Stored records
■ ■ ■
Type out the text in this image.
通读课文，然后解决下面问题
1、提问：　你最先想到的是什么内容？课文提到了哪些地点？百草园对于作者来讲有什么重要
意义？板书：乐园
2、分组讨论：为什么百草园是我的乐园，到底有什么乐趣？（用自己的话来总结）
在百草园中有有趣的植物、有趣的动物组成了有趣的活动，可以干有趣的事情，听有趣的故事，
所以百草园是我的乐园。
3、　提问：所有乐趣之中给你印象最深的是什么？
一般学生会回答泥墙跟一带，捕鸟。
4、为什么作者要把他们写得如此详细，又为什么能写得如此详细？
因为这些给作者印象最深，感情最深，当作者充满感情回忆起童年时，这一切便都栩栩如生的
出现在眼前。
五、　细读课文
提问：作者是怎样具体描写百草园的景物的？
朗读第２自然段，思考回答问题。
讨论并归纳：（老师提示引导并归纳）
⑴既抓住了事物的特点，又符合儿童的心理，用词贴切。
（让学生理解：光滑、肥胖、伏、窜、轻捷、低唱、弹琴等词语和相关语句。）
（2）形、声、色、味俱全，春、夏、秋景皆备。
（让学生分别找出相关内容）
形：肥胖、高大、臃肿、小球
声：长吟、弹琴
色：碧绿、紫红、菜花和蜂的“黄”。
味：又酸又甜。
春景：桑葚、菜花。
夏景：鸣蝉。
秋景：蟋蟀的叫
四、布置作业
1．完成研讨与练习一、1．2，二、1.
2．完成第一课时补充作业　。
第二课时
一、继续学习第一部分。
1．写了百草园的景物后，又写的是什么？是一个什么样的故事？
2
■ ■ ■
| What to produce |
Retype all of the material, keeping each line exact.

| In response |
Type out the text in this image.
通读课文，然后解决下面问题
1、提问：　你最先想到的是什么内容？课文提到了哪些地点？百草园对于作者来讲有什么重要
意义？板书：乐园
2、分组讨论：为什么百草园是我的乐园，到底有什么乐趣？（用自己的话来总结）
在百草园中有有趣的植物、有趣的动物组成了有趣的活动，可以干有趣的事情，听有趣的故事，
所以百草园是我的乐园。
3、　提问：所有乐趣之中给你印象最深的是什么？
一般学生会回答泥墙跟一带，捕鸟。
4、为什么作者要把他们写得如此详细，又为什么能写得如此详细？
因为这些给作者印象最深，感情最深，当作者充满感情回忆起童年时，这一切便都栩栩如生的
出现在眼前。
五、　细读课文
提问：作者是怎样具体描写百草园的景物的？
朗读第２自然段，思考回答问题。
讨论并归纳：（老师提示引导并归纳）
⑴既抓住了事物的特点，又符合儿童的心理，用词贴切。
（让学生理解：光滑、肥胖、伏、窜、轻捷、低唱、弹琴等词语和相关语句。）
（2）形、声、色、味俱全，春、夏、秋景皆备。
（让学生分别找出相关内容）
形：肥胖、高大、臃肿、小球
声：长吟、弹琴
色：碧绿、紫红、菜花和蜂的“黄”。
味：又酸又甜。
春景：桑葚、菜花。
夏景：鸣蝉。
秋景：蟋蟀的叫
四、布置作业
1．完成研讨与练习一、1．2，二、1.
2．完成第一课时补充作业　。
第二课时
一、继续学习第一部分。
1．写了百草园的景物后，又写的是什么？是一个什么样的故事？
2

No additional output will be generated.